#### Excerpt to read
%%
From: Tao Ma <tm@tao.ma>
Subject: Re: Bug with "fix partial page writes" [3.2-rc regression]
Date: Tue, 06 Dec 2011 11:33:47 +0800
Message-ID: <4EDD8D1B.5040803@tao.ma>
References: <CAO81RMa4uRsOsaK4G78EDvOenJpEdTp4y+rtkiDxaK9cASbMtA@mail.gmail.com>	<alpine.LSU.2.00.1111201121120.1264@sister.anvils>	<20111121165626.GD14568@thunk.org>	<alpine.LSU.2.00.1111211331120.1879@sister.anvils>	<alpine.LSU.2.00.1112051456580.3938@sister.anvils>	<4EDD729E.2060402@linux.vnet.ibm.com> <CAGBYx2YNKEiuRF31CaRiK2ROj_xmVsnL4rcWnoofyziYCkYjpw@mail.gmail.com>
Mime-Version: 1.0
Content-Type: text/plain; charset=ISO-8859-1
Content-Transfer-Encoding: 7bit
Cc: Allison Henderson <achender@linux.vnet.ibm.com>,
	Hugh Dickins <hughd@google.com>, Ted Ts'o <tytso@mit.edu>,
	Curt Wohlgemuth <curtw@google.com>,
	Surbhi Palande <csurbhi@gmail.com>,
	Rafael Wysocki <rjw@sisk.pl>, linux-ext4@vger.kernel.org,
	linux-kernel@vger.kernel.org
To: Yongqiang Yang <xiaoqiangnk@gmail.com>
In-Reply-To: <CAGBYx2YNKEiuRF31CaRiK2ROj_xmVsnL4rcWnoofyziYCkYjpw@mail.gmail.com>
Sender: linux-ext4-owner@vger.kernel.org

On 12/06/2011 11:08 AM, Yongqiang Yang wrote:
> Hi Allison,
> 
> I noticed another problem which has nothing to do with punching hole.
>  __block_write_begin does not zero buffers beyond EOF.(I guess you
yes, that is expected.
> tried to zero them in your code, am I right? )  When users mapread
> beyond EOF,  users get non-zero data.  I am not sure zero or non-zero
> data should be, but fsx thinks they should be zero data and reports an
> error.
why users can read the data passing EOF? I am also puzzled. Punching
hole will do this? I don't think it's right.

Thanks
Tao
> 
> It I understand the problem right, it happens more often with punch hole.
> 
> Yongqiang.
> On Tue, Dec 6, 2011 at 9:40 AM, Allison Henderson
> <achender@linux.vnet.ibm.com> wrote:
>> On 12/05/2011 04:38 PM, Hugh Dickins wrote:
>>>
>>> On Mon, 21 Nov 2011, Hugh Dickins wrote:
>>>>
>>>> On Mon, 21 Nov 2011, Ted Ts'o wrote:
>>>>>
>>>>> On Sun, Nov 20, 2011 at 12:59:10PM -0800, Hugh Dickins wrote:
>>>>>>
>>>>>> On Tue, 8 Nov 2011, Curt Wohlgemuth wrote:
>>>>>> It appears that there's a bug with this patch:
>>>
>>>
>>> This has been outstanding for a month now, and we've heard no progress:
>>> please revert commit 02fac1297eb3 "ext4: fix partial page writes" for rc5.
%%
#### Data shown
%%
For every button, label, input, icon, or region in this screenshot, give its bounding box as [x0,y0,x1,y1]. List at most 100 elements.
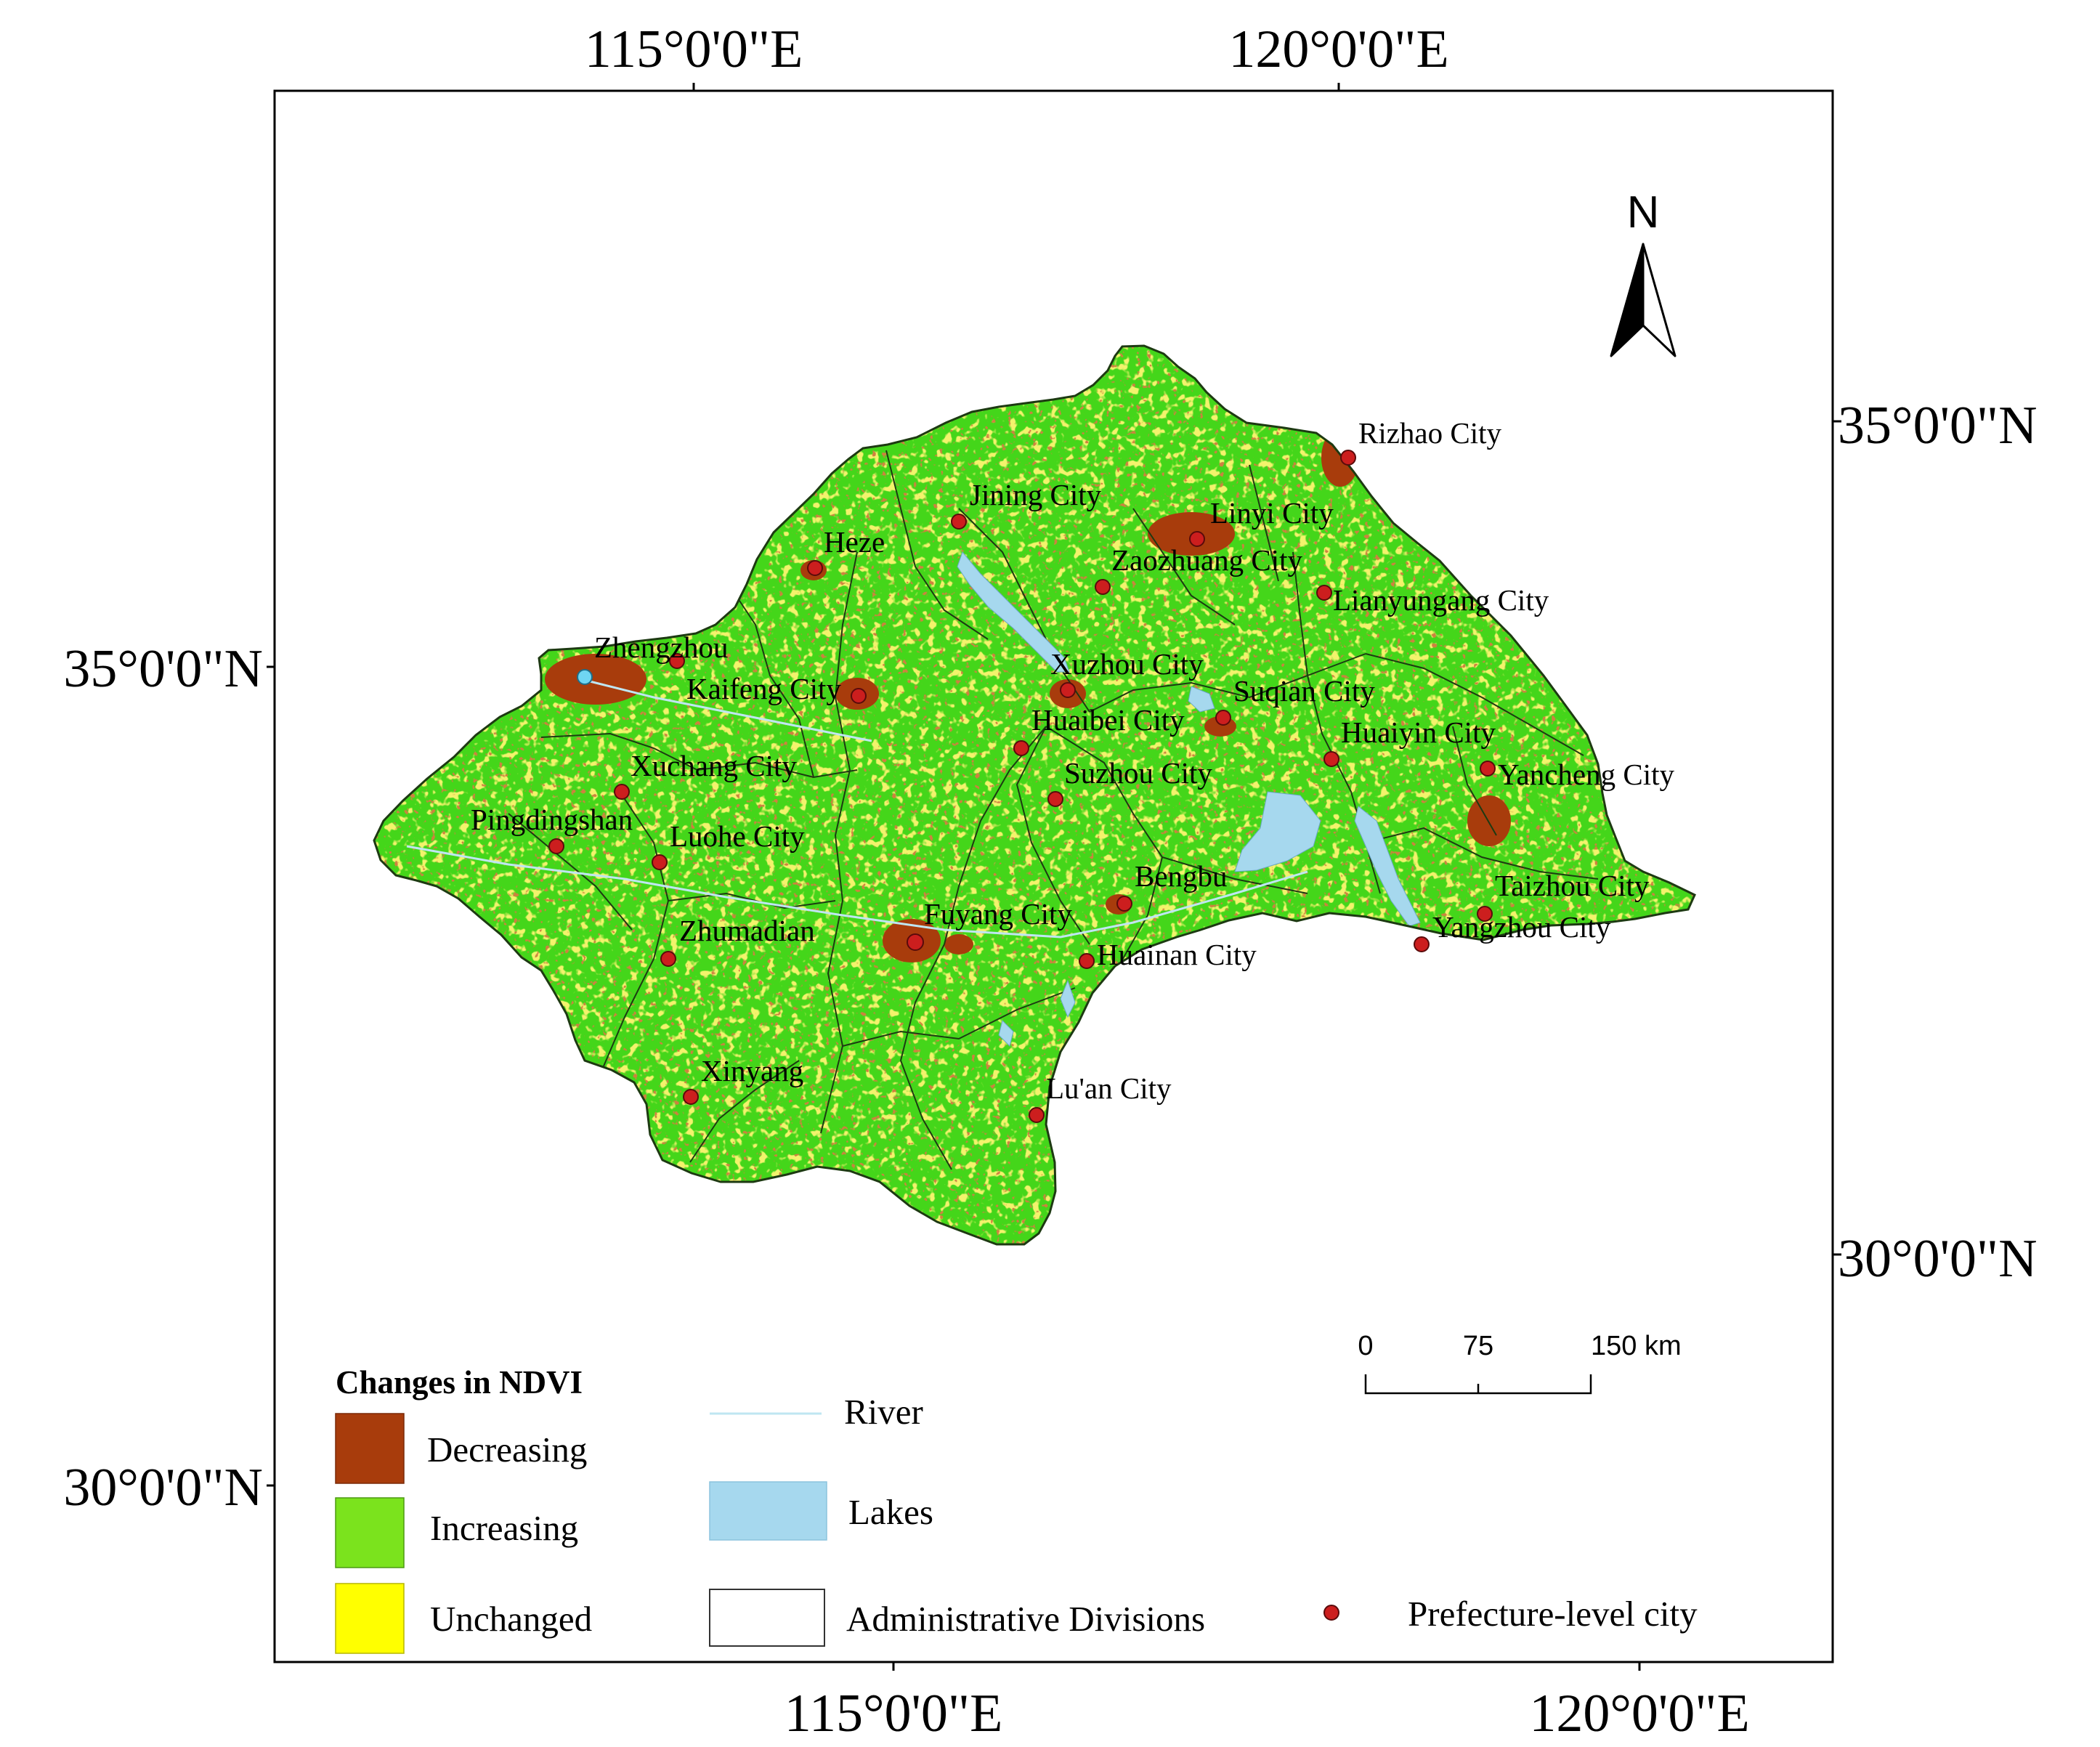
legend-label-city: Prefecture-level city [1408,1594,1698,1634]
city-huainan[interactable]: Huainan City [1079,938,1257,971]
city-marker [907,933,924,951]
legend-label-lakes: Lakes [848,1492,933,1532]
city-label-huaibei: Huaibei City [1031,703,1185,737]
city-pingdingshan[interactable]: Pingdingshan [471,803,633,854]
city-zhumadian[interactable]: Zhumadian [660,914,815,967]
city-label-huainan: Huainan City [1097,938,1257,971]
city-xuchang[interactable]: Xuchang City [614,749,797,800]
city-label-xinyang: Xinyang [701,1054,803,1087]
wabu-lake [998,1020,1014,1047]
city-marker [1013,740,1029,756]
city-marker [1316,585,1332,601]
scale-bar: 0 75 150 km [1358,1331,1682,1395]
city-heze[interactable]: Heze [807,525,885,576]
city-luohe[interactable]: Luohe City [652,819,805,870]
legend: Changes in NDVI Decreasing Increasing Un… [335,1364,1698,1654]
city-linyi[interactable]: Linyi City [1189,496,1334,547]
city-marker [669,653,685,669]
city-lianyungang[interactable]: Lianyungang City [1316,583,1549,617]
city-label-zhumadian: Zhumadian [679,914,815,947]
city-suzhou[interactable]: Suzhou City [1047,756,1212,807]
legend-title: Changes in NDVI [336,1364,583,1401]
city-yangzhou[interactable]: Yangzhou City [1414,910,1611,952]
city-xinyang[interactable]: Xinyang [683,1054,803,1105]
city-luan[interactable]: Lu'an City [1029,1071,1172,1123]
scale-tick-150: 150 km [1591,1331,1682,1361]
left-upper-lat-label: 35°0'0"N [63,639,263,699]
north-arrow: N [1610,187,1677,357]
city-jining[interactable]: Jining City [951,478,1102,530]
city-label-linyi: Linyi City [1210,496,1334,530]
city-kaifeng[interactable]: Kaifeng City [686,672,867,705]
bottom-right-lon-label: 120°0'0"E [1529,1684,1749,1743]
city-bengbu[interactable]: Bengbu [1116,859,1228,912]
city-label-huaiyin: Huaiyin City [1341,716,1496,749]
city-marker [1323,751,1339,767]
legend-label-river: River [844,1392,923,1432]
city-marker [1079,953,1095,969]
city-label-fuyang: Fuyang City [924,897,1072,931]
north-label: N [1627,187,1660,238]
top-right-lon-label: 120°0'0"E [1228,20,1448,79]
city-fuyang[interactable]: Fuyang City [907,897,1072,951]
scale-tick-0: 0 [1358,1331,1373,1361]
admin-boundaries [508,450,1599,1170]
legend-swatch-increasing [335,1497,405,1568]
city-label-luan: Lu'an City [1046,1071,1172,1105]
city-marker-highlight [577,669,593,685]
city-label-yancheng: Yancheng City [1498,758,1674,791]
legend-swatch-decreasing [335,1413,405,1484]
city-marker [951,514,967,530]
city-label-yangzhou: Yangzhou City [1432,910,1611,944]
north-arrow-right-half [1642,243,1677,357]
city-label-zhengzhou: Zhengzhou [594,631,728,664]
city-marker [1414,936,1430,952]
weishan-lake [957,551,1070,673]
rivers-layer [406,678,1308,939]
city-marker [807,560,823,576]
city-label-lianyungang: Lianyungang City [1333,583,1549,617]
city-marker [614,784,630,800]
city-marker [1189,531,1205,547]
city-suqian[interactable]: Suqian City [1215,674,1375,726]
city-marker [660,951,676,967]
top-left-lon-label: 115°0'0"E [585,20,803,79]
city-taizhou[interactable]: Taizhou City [1477,869,1650,922]
city-label-suqian: Suqian City [1233,674,1375,708]
city-label-suzhou: Suzhou City [1064,756,1212,790]
city-label-bengbu: Bengbu [1135,859,1228,893]
city-huaibei[interactable]: Huaibei City [1013,703,1185,756]
city-label-xuchang: Xuchang City [631,749,797,782]
legend-swatch-admin [709,1589,825,1647]
city-xuzhou[interactable]: Xuzhou City [1050,647,1204,698]
city-marker [1477,906,1493,922]
city-label-jining: Jining City [970,478,1102,511]
legend-label-admin: Administrative Divisions [846,1599,1205,1639]
city-marker [1340,450,1356,466]
city-zaozhuang[interactable]: Zaozhuang City [1095,543,1303,595]
city-label-heze: Heze [824,525,885,559]
lakes-layer [957,551,1421,1047]
hongze-lake [1234,791,1321,872]
city-label-pingdingshan: Pingdingshan [471,803,633,836]
city-marker [652,854,668,870]
city-rizhao[interactable]: Rizhao City [1340,416,1502,466]
city-label-taizhou: Taizhou City [1495,869,1650,902]
city-huaiyin[interactable]: Huaiyin City [1323,716,1496,767]
city-marker [851,688,867,704]
city-marker [1095,579,1111,595]
city-yancheng[interactable]: Yancheng City [1480,758,1674,791]
legend-label-increasing: Increasing [430,1508,578,1548]
city-label-xuzhou: Xuzhou City [1050,647,1204,681]
city-label-kaifeng: Kaifeng City [686,672,841,705]
legend-label-unchanged: Unchanged [430,1599,592,1639]
city-zhengzhou[interactable]: Zhengzhou [577,631,728,685]
luoma-lake [1188,686,1215,713]
legend-swatch-city [1323,1605,1339,1621]
city-markers: Rizhao City Jining City Linyi City Heze … [471,416,1674,1123]
right-lower-lat-label: 30°0'0"N [1838,1229,2038,1289]
scale-tick-75: 75 [1463,1331,1493,1361]
legend-label-decreasing: Decreasing [427,1430,587,1470]
bottom-left-lon-label: 115°0'0"E [785,1684,1003,1743]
%%
#### Challenges
(1) In the ext4 mailing-list message, which commit is someone asked to revert for rc5?
(2) Continue the ext4 mailing-list message past its last line.

#### Replies
(1) Commit 02fac1297eb3, "ext4: fix partial page writes".

(2)
>>>
>>> The problems appear on a 1k-blocksize filesystem under memory pressure:
>>> the hunk in ext4_da_write_end() causes oops, because it's playing with
>>> a page after generic_write_end() dropped our last reference to it; and
>>> backing out the hunk in ext4_da_write_begin() is then found to stop
>>> rare data corruption seen when kbuilding.
>>>
>>> Although I earlier reported that backing out the patch caused an fsx
>>> test to fail earlier, I've since found great variation in how soon it
>>> fails, and seen it fail just as quickly with 02fac1297eb3 still in.
>>> I also reported that I had to go back to 2.6.38 for fsx not to fail
>>> under memory pressure: you won't be surprised that that turned out to
>>> be because 2.6.38 defaults nomblk_io_submit but 2.6.39 mblk_io_submit.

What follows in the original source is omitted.